**TASK GOAL**
Write every record out again exactly, and keep images out of it.

─── SOURCE DATA

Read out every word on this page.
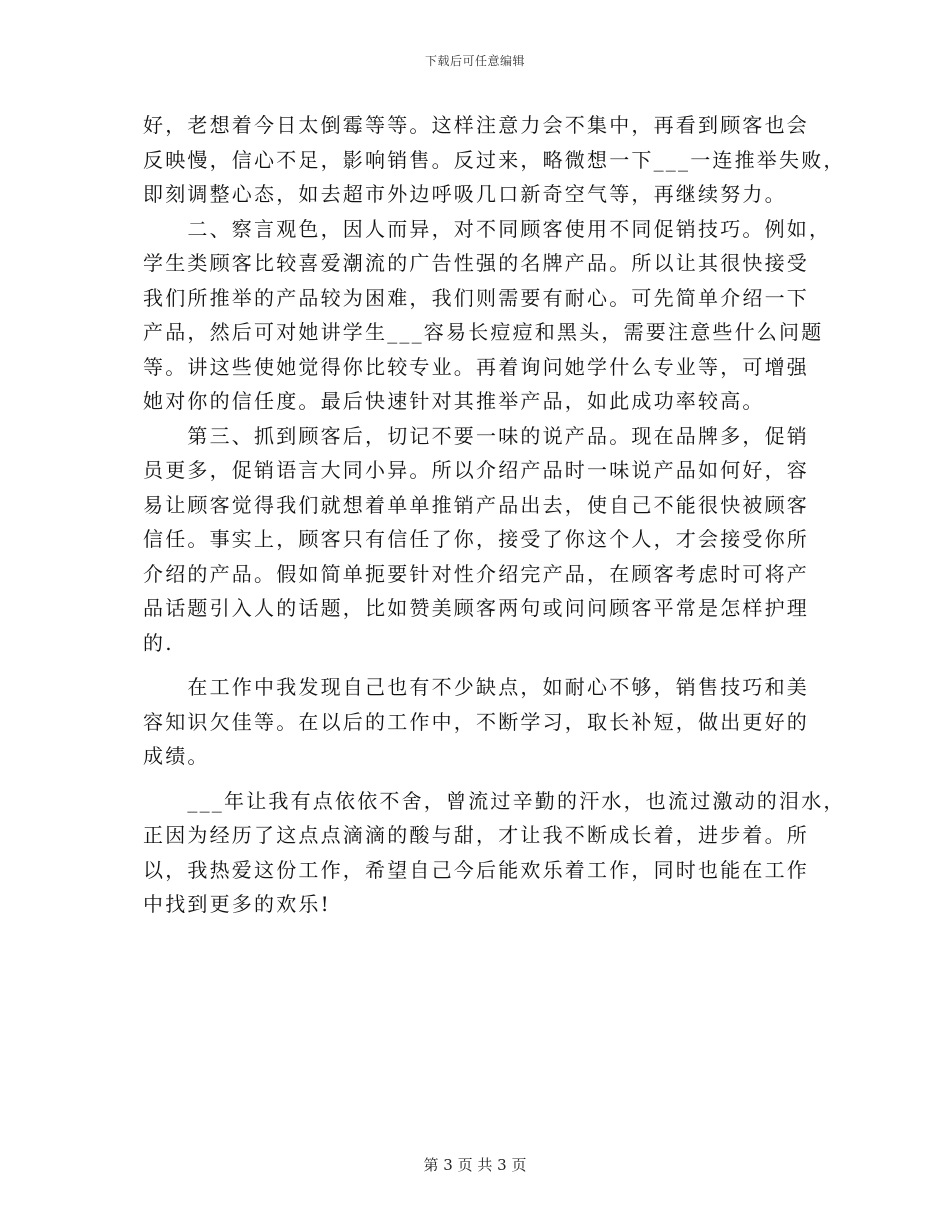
下载后可任意编辑

好，老想着今日太倒霉等等。这样注意力会不集中，再看到顾客也会

反映慢，信心不足，影响销售。反过来，略微想一下___一连推举失败，

即刻调整心态，如去超市外边呼吸几口新奇空气等，再继续努力。

　　二、察言观色，因人而异，对不同顾客使用不同促销技巧。例如，

学生类顾客比较喜爱潮流的广告性强的名牌产品。所以让其很快接受

我们所推举的产品较为困难，我们则需要有耐心。可先简单介绍一下

产品，然后可对她讲学生___容易长痘痘和黑头，需要注意些什么问题

等。讲这些使她觉得你比较专业。再着询问她学什么专业等，可增强

她对你的信任度。最后快速针对其推举产品，如此成功率较高。

　　第三、抓到顾客后，切记不要一味的说产品。现在品牌多，促销

员更多，促销语言大同小异。所以介绍产品时一味说产品如何好，容

易让顾客觉得我们就想着单单推销产品出去，使自己不能很快被顾客

信任。事实上，顾客只有信任了你，接受了你这个人，才会接受你所

介绍的产品。假如简单扼要针对性介绍完产品，在顾客考虑时可将产

品话题引入人的话题，比如赞美顾客两句或问问顾客平常是怎样护理

的.

　　在工作中我发现自己也有不少缺点，如耐心不够，销售技巧和美

容知识欠佳等。在以后的工作中，不断学习，取长补短，做出更好的

成绩。

　　___年让我有点依依不舍，曾流过辛勤的汗水，也流过激动的泪水，

正因为经历了这点点滴滴的酸与甜，才让我不断成长着，进步着。所

以，我热爱这份工作，希望自己今后能欢乐着工作，同时也能在工作

中找到更多的欢乐!

第 3 页 共 3 页
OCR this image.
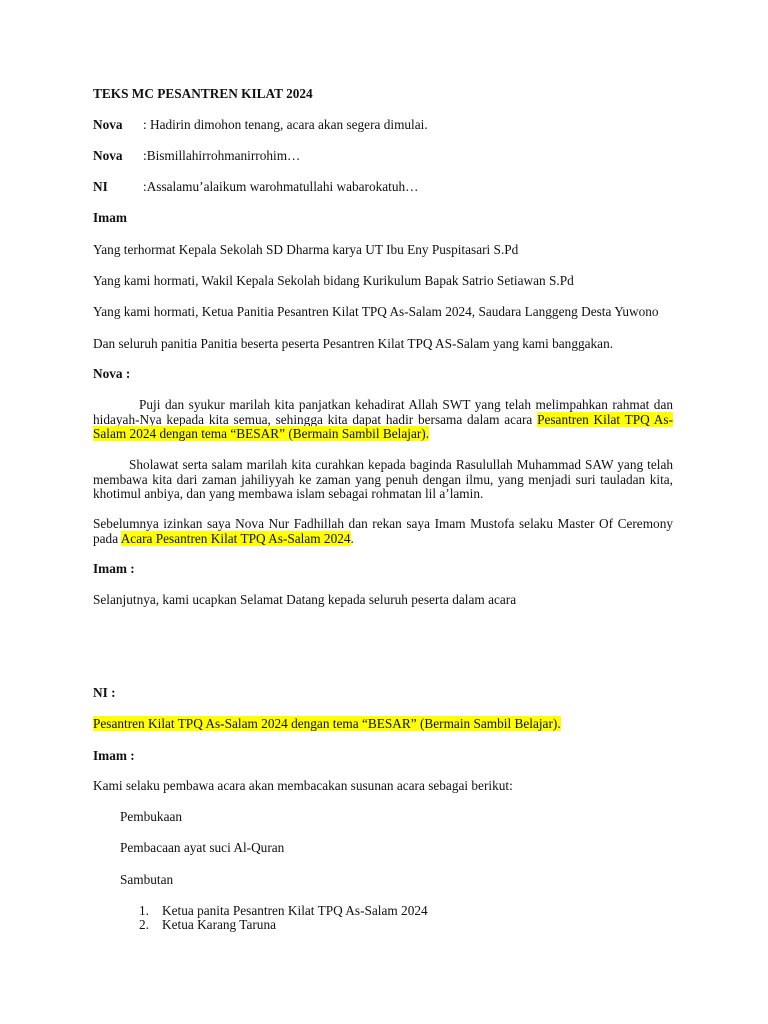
TEKS MC PESANTREN KILAT 2024
Nova : Hadirin dimohon tenang, acara akan segera dimulai.
Nova :Bismillahirrohmanirrohim…
NI	:Assalamu’alaikum warohmatullahi wabarokatuh…
Imam
Yang terhormat Kepala Sekolah SD Dharma karya UT Ibu Eny Puspitasari S.Pd
Yang kami hormati, Wakil Kepala Sekolah bidang Kurikulum Bapak Satrio Setiawan S.Pd
Yang kami hormati, Ketua Panitia Pesantren Kilat TPQ As-Salam 2024, Saudara Langgeng Desta Yuwono
Dan seluruh panitia Panitia beserta peserta Pesantren Kilat TPQ AS-Salam yang kami banggakan.
Nova :
Puji dan syukur marilah kita panjatkan kehadirat Allah SWT yang telah melimpahkan rahmat dan hidayah-Nya kepada kita semua, sehingga kita dapat hadir bersama dalam acara Pesantren Kilat TPQ As-Salam 2024 dengan tema “BESAR” (Bermain Sambil Belajar).
Sholawat serta salam marilah kita curahkan kepada baginda Rasulullah Muhammad SAW yang telah membawa kita dari zaman jahiliyyah ke zaman yang penuh dengan ilmu, yang menjadi suri tauladan kita, khotimul anbiya, dan yang membawa islam sebagai rohmatan lil a’lamin.
Sebelumnya izinkan saya Nova Nur Fadhillah dan rekan saya Imam Mustofa selaku Master Of Ceremony pada Acara Pesantren Kilat TPQ As-Salam 2024.
Imam :
Selanjutnya, kami ucapkan Selamat Datang kepada seluruh peserta dalam acara
NI :
Pesantren Kilat TPQ As-Salam 2024 dengan tema “BESAR” (Bermain Sambil Belajar).
Imam :
Kami selaku pembawa acara akan membacakan susunan acara sebagai berikut:
Pembukaan
Pembacaan ayat suci Al-Quran
Sambutan
1. Ketua panita Pesantren Kilat TPQ As-Salam 2024
2. Ketua Karang Taruna
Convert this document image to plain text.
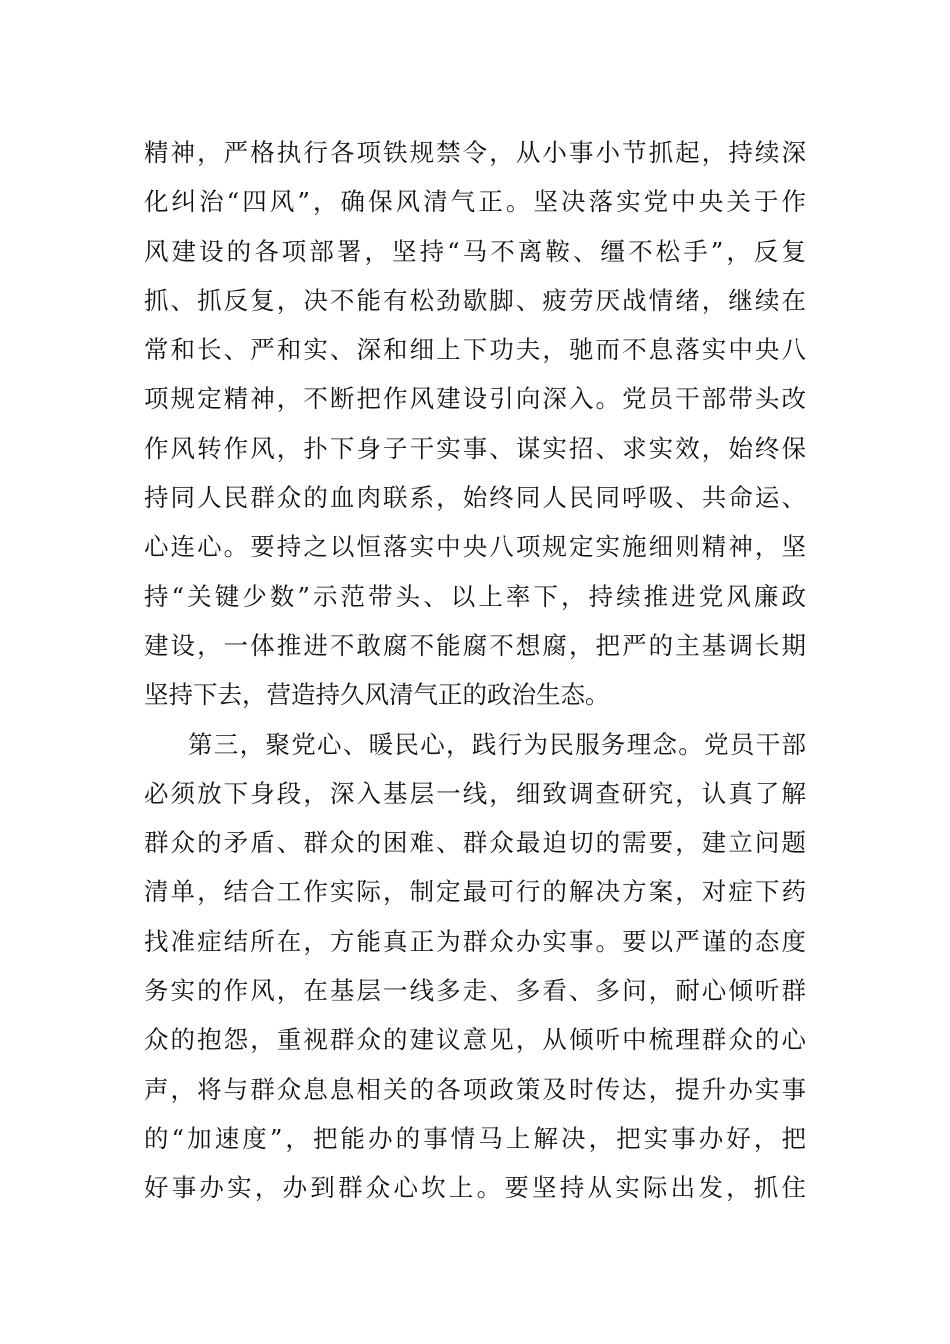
精神，严格执行各项铁规禁令，从小事小节抓起，持续深
化纠治“四风”，确保风清气正。坚决落实党中央关于作
风建设的各项部署，坚持“马不离鞍、缰不松手”，反复
抓、抓反复，决不能有松劲歇脚、疲劳厌战情绪，继续在
常和长、严和实、深和细上下功夫，驰而不息落实中央八
项规定精神，不断把作风建设引向深入。党员干部带头改
作风转作风，扑下身子干实事、谋实招、求实效，始终保
持同人民群众的血肉联系，始终同人民同呼吸、共命运、
心连心。要持之以恒落实中央八项规定实施细则精神，坚
持“关键少数”示范带头、以上率下，持续推进党风廉政
建设，一体推进不敢腐不能腐不想腐，把严的主基调长期
坚持下去，营造持久风清气正的政治生态。
第三，聚党心、暖民心，践行为民服务理念。党员干部
必须放下身段，深入基层一线，细致调查研究，认真了解
群众的矛盾、群众的困难、群众最迫切的需要，建立问题
清单，结合工作实际，制定最可行的解决方案，对症下药
找准症结所在，方能真正为群众办实事。要以严谨的态度
务实的作风，在基层一线多走、多看、多问，耐心倾听群
众的抱怨，重视群众的建议意见，从倾听中梳理群众的心
声，将与群众息息相关的各项政策及时传达，提升办实事
的“加速度”，把能办的事情马上解决，把实事办好，把
好事办实，办到群众心坎上。要坚持从实际出发，抓住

──────

**COMPLETE ANSWER**
Read out every word on this page.
下载后可任意编辑

好，老想着今日太倒霉等等。这样注意力会不集中，再看到顾客也会

反映慢，信心不足，影响销售。反过来，略微想一下___一连推举失败，

即刻调整心态，如去超市外边呼吸几口新奇空气等，再继续努力。

　　二、察言观色，因人而异，对不同顾客使用不同促销技巧。例如，

学生类顾客比较喜爱潮流的广告性强的名牌产品。所以让其很快接受

我们所推举的产品较为困难，我们则需要有耐心。可先简单介绍一下

产品，然后可对她讲学生___容易长痘痘和黑头，需要注意些什么问题

等。讲这些使她觉得你比较专业。再着询问她学什么专业等，可增强

她对你的信任度。最后快速针对其推举产品，如此成功率较高。

　　第三、抓到顾客后，切记不要一味的说产品。现在品牌多，促销

员更多，促销语言大同小异。所以介绍产品时一味说产品如何好，容

易让顾客觉得我们就想着单单推销产品出去，使自己不能很快被顾客

信任。事实上，顾客只有信任了你，接受了你这个人，才会接受你所

介绍的产品。假如简单扼要针对性介绍完产品，在顾客考虑时可将产

品话题引入人的话题，比如赞美顾客两句或问问顾客平常是怎样护理

的.

　　在工作中我发现自己也有不少缺点，如耐心不够，销售技巧和美

容知识欠佳等。在以后的工作中，不断学习，取长补短，做出更好的

成绩。

　　___年让我有点依依不舍，曾流过辛勤的汗水，也流过激动的泪水，

正因为经历了这点点滴滴的酸与甜，才让我不断成长着，进步着。所

以，我热爱这份工作，希望自己今后能欢乐着工作，同时也能在工作

中找到更多的欢乐!

第 3 页 共 3 页
OCR this image.
TEKS MC PESANTREN KILAT 2024
Nova : Hadirin dimohon tenang, acara akan segera dimulai.
Nova :Bismillahirrohmanirrohim…
NI	:Assalamu’alaikum warohmatullahi wabarokatuh…
Imam
Yang terhormat Kepala Sekolah SD Dharma karya UT Ibu Eny Puspitasari S.Pd
Yang kami hormati, Wakil Kepala Sekolah bidang Kurikulum Bapak Satrio Setiawan S.Pd
Yang kami hormati, Ketua Panitia Pesantren Kilat TPQ As-Salam 2024, Saudara Langgeng Desta Yuwono
Dan seluruh panitia Panitia beserta peserta Pesantren Kilat TPQ AS-Salam yang kami banggakan.
Nova :
Puji dan syukur marilah kita panjatkan kehadirat Allah SWT yang telah melimpahkan rahmat dan hidayah-Nya kepada kita semua, sehingga kita dapat hadir bersama dalam acara Pesantren Kilat TPQ As-Salam 2024 dengan tema “BESAR” (Bermain Sambil Belajar).
Sholawat serta salam marilah kita curahkan kepada baginda Rasulullah Muhammad SAW yang telah membawa kita dari zaman jahiliyyah ke zaman yang penuh dengan ilmu, yang menjadi suri tauladan kita, khotimul anbiya, dan yang membawa islam sebagai rohmatan lil a’lamin.
Sebelumnya izinkan saya Nova Nur Fadhillah dan rekan saya Imam Mustofa selaku Master Of Ceremony pada Acara Pesantren Kilat TPQ As-Salam 2024.
Imam :
Selanjutnya, kami ucapkan Selamat Datang kepada seluruh peserta dalam acara
NI :
Pesantren Kilat TPQ As-Salam 2024 dengan tema “BESAR” (Bermain Sambil Belajar).
Imam :
Kami selaku pembawa acara akan membacakan susunan acara sebagai berikut:
Pembukaan
Pembacaan ayat suci Al-Quran
Sambutan
1. Ketua panita Pesantren Kilat TPQ As-Salam 2024
2. Ketua Karang Taruna
Convert this document image to plain text.
精神，严格执行各项铁规禁令，从小事小节抓起，持续深
化纠治“四风”，确保风清气正。坚决落实党中央关于作
风建设的各项部署，坚持“马不离鞍、缰不松手”，反复
抓、抓反复，决不能有松劲歇脚、疲劳厌战情绪，继续在
常和长、严和实、深和细上下功夫，驰而不息落实中央八
项规定精神，不断把作风建设引向深入。党员干部带头改
作风转作风，扑下身子干实事、谋实招、求实效，始终保
持同人民群众的血肉联系，始终同人民同呼吸、共命运、
心连心。要持之以恒落实中央八项规定实施细则精神，坚
持“关键少数”示范带头、以上率下，持续推进党风廉政
建设，一体推进不敢腐不能腐不想腐，把严的主基调长期
坚持下去，营造持久风清气正的政治生态。
第三，聚党心、暖民心，践行为民服务理念。党员干部
必须放下身段，深入基层一线，细致调查研究，认真了解
群众的矛盾、群众的困难、群众最迫切的需要，建立问题
清单，结合工作实际，制定最可行的解决方案，对症下药
找准症结所在，方能真正为群众办实事。要以严谨的态度
务实的作风，在基层一线多走、多看、多问，耐心倾听群
众的抱怨，重视群众的建议意见，从倾听中梳理群众的心
声，将与群众息息相关的各项政策及时传达，提升办实事
的“加速度”，把能办的事情马上解决，把实事办好，把
好事办实，办到群众心坎上。要坚持从实际出发，抓住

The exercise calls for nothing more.